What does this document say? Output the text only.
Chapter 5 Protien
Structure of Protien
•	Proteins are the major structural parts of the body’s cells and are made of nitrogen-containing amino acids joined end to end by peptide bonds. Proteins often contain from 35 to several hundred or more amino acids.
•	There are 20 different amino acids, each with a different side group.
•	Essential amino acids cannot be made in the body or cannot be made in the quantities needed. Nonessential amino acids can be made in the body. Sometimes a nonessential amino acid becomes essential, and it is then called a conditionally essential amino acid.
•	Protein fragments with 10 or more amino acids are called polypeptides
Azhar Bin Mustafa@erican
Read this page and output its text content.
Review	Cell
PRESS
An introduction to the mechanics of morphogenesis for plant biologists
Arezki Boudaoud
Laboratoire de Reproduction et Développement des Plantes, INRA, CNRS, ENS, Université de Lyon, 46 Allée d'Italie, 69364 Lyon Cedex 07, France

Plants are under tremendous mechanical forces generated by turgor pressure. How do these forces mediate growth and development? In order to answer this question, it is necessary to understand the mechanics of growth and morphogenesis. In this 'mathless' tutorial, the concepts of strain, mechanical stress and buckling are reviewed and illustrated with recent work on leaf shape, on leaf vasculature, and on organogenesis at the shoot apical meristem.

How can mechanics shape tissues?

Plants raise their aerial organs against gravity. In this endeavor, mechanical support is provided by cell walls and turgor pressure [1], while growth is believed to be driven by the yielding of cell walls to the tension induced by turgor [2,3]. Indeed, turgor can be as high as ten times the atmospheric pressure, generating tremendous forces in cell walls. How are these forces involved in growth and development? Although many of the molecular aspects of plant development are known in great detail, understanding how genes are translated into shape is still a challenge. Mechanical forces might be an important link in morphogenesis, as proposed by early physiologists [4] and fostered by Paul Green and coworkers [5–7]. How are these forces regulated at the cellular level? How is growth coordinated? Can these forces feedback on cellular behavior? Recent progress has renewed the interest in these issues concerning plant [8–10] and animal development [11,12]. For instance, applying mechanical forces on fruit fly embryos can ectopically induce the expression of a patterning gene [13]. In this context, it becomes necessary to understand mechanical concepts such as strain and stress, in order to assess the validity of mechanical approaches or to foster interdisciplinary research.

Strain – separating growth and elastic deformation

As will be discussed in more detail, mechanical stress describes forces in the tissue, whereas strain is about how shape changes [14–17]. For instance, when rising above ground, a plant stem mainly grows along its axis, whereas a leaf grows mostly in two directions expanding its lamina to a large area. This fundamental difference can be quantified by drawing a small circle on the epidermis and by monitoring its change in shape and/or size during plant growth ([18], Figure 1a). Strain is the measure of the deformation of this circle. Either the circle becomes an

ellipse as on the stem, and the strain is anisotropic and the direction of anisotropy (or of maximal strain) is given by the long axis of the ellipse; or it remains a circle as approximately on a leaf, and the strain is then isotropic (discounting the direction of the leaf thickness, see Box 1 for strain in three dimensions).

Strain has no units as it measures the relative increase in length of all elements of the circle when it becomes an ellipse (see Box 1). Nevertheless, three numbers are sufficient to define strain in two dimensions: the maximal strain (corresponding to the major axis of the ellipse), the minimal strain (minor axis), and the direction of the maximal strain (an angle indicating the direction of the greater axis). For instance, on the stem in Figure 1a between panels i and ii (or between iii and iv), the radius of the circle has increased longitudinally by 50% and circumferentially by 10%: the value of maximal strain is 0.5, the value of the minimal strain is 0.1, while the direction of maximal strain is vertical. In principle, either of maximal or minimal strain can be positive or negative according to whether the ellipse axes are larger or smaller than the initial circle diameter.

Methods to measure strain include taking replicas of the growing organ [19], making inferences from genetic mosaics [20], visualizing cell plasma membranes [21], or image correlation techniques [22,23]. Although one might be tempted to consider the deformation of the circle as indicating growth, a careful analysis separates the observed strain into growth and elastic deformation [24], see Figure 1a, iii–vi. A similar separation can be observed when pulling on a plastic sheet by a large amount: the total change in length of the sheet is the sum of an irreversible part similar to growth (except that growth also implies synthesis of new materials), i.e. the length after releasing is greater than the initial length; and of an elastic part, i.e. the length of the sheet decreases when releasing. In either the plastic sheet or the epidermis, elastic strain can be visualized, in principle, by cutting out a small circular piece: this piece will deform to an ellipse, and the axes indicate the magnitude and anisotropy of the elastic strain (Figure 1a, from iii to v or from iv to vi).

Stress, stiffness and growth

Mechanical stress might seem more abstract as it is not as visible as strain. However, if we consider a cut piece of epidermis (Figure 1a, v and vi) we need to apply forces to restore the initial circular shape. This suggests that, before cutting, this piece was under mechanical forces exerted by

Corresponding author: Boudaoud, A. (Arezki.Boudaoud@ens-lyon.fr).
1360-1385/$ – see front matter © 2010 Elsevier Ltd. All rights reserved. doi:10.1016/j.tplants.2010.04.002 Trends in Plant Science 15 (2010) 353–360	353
● ● ● ● ●
ASSIGNMENT: Repeat the data precisely, line by line.

EXPECTED OUTPUT:
What does this document say? Output the text only.
Chapter 5 Protien
Structure of Protien
•	Proteins are the major structural parts of the body’s cells and are made of nitrogen-containing amino acids joined end to end by peptide bonds. Proteins often contain from 35 to several hundred or more amino acids.
•	There are 20 different amino acids, each with a different side group.
•	Essential amino acids cannot be made in the body or cannot be made in the quantities needed. Nonessential amino acids can be made in the body. Sometimes a nonessential amino acid becomes essential, and it is then called a conditionally essential amino acid.
•	Protein fragments with 10 or more amino acids are called polypeptides
Azhar Bin Mustafa@erican
Read this page and output its text content.
Review	Cell
PRESS
An introduction to the mechanics of morphogenesis for plant biologists
Arezki Boudaoud
Laboratoire de Reproduction et Développement des Plantes, INRA, CNRS, ENS, Université de Lyon, 46 Allée d'Italie, 69364 Lyon Cedex 07, France

Plants are under tremendous mechanical forces generated by turgor pressure. How do these forces mediate growth and development? In order to answer this question, it is necessary to understand the mechanics of growth and morphogenesis. In this 'mathless' tutorial, the concepts of strain, mechanical stress and buckling are reviewed and illustrated with recent work on leaf shape, on leaf vasculature, and on organogenesis at the shoot apical meristem.

How can mechanics shape tissues?

Plants raise their aerial organs against gravity. In this endeavor, mechanical support is provided by cell walls and turgor pressure [1], while growth is believed to be driven by the yielding of cell walls to the tension induced by turgor [2,3]. Indeed, turgor can be as high as ten times the atmospheric pressure, generating tremendous forces in cell walls. How are these forces involved in growth and development? Although many of the molecular aspects of plant development are known in great detail, understanding how genes are translated into shape is still a challenge. Mechanical forces might be an important link in morphogenesis, as proposed by early physiologists [4] and fostered by Paul Green and coworkers [5–7]. How are these forces regulated at the cellular level? How is growth coordinated? Can these forces feedback on cellular behavior? Recent progress has renewed the interest in these issues concerning plant [8–10] and animal development [11,12]. For instance, applying mechanical forces on fruit fly embryos can ectopically induce the expression of a patterning gene [13]. In this context, it becomes necessary to understand mechanical concepts such as strain and stress, in order to assess the validity of mechanical approaches or to foster interdisciplinary research.

Strain – separating growth and elastic deformation

As will be discussed in more detail, mechanical stress describes forces in the tissue, whereas strain is about how shape changes [14–17]. For instance, when rising above ground, a plant stem mainly grows along its axis, whereas a leaf grows mostly in two directions expanding its lamina to a large area. This fundamental difference can be quantified by drawing a small circle on the epidermis and by monitoring its change in shape and/or size during plant growth ([18], Figure 1a). Strain is the measure of the deformation of this circle. Either the circle becomes an

ellipse as on the stem, and the strain is anisotropic and the direction of anisotropy (or of maximal strain) is given by the long axis of the ellipse; or it remains a circle as approximately on a leaf, and the strain is then isotropic (discounting the direction of the leaf thickness, see Box 1 for strain in three dimensions).

Strain has no units as it measures the relative increase in length of all elements of the circle when it becomes an ellipse (see Box 1). Nevertheless, three numbers are sufficient to define strain in two dimensions: the maximal strain (corresponding to the major axis of the ellipse), the minimal strain (minor axis), and the direction of the maximal strain (an angle indicating the direction of the greater axis). For instance, on the stem in Figure 1a between panels i and ii (or between iii and iv), the radius of the circle has increased longitudinally by 50% and circumferentially by 10%: the value of maximal strain is 0.5, the value of the minimal strain is 0.1, while the direction of maximal strain is vertical. In principle, either of maximal or minimal strain can be positive or negative according to whether the ellipse axes are larger or smaller than the initial circle diameter.

Methods to measure strain include taking replicas of the growing organ [19], making inferences from genetic mosaics [20], visualizing cell plasma membranes [21], or image correlation techniques [22,23]. Although one might be tempted to consider the deformation of the circle as indicating growth, a careful analysis separates the observed strain into growth and elastic deformation [24], see Figure 1a, iii–vi. A similar separation can be observed when pulling on a plastic sheet by a large amount: the total change in length of the sheet is the sum of an irreversible part similar to growth (except that growth also implies synthesis of new materials), i.e. the length after releasing is greater than the initial length; and of an elastic part, i.e. the length of the sheet decreases when releasing. In either the plastic sheet or the epidermis, elastic strain can be visualized, in principle, by cutting out a small circular piece: this piece will deform to an ellipse, and the axes indicate the magnitude and anisotropy of the elastic strain (Figure 1a, from iii to v or from iv to vi).

Stress, stiffness and growth

Mechanical stress might seem more abstract as it is not as visible as strain. However, if we consider a cut piece of epidermis (Figure 1a, v and vi) we need to apply forces to restore the initial circular shape. This suggests that, before cutting, this piece was under mechanical forces exerted by

Corresponding author: Boudaoud, A. (Arezki.Boudaoud@ens-lyon.fr).
1360-1385/$ – see front matter © 2010 Elsevier Ltd. All rights reserved. doi:10.1016/j.tplants.2010.04.002 Trends in Plant Science 15 (2010) 353–360	353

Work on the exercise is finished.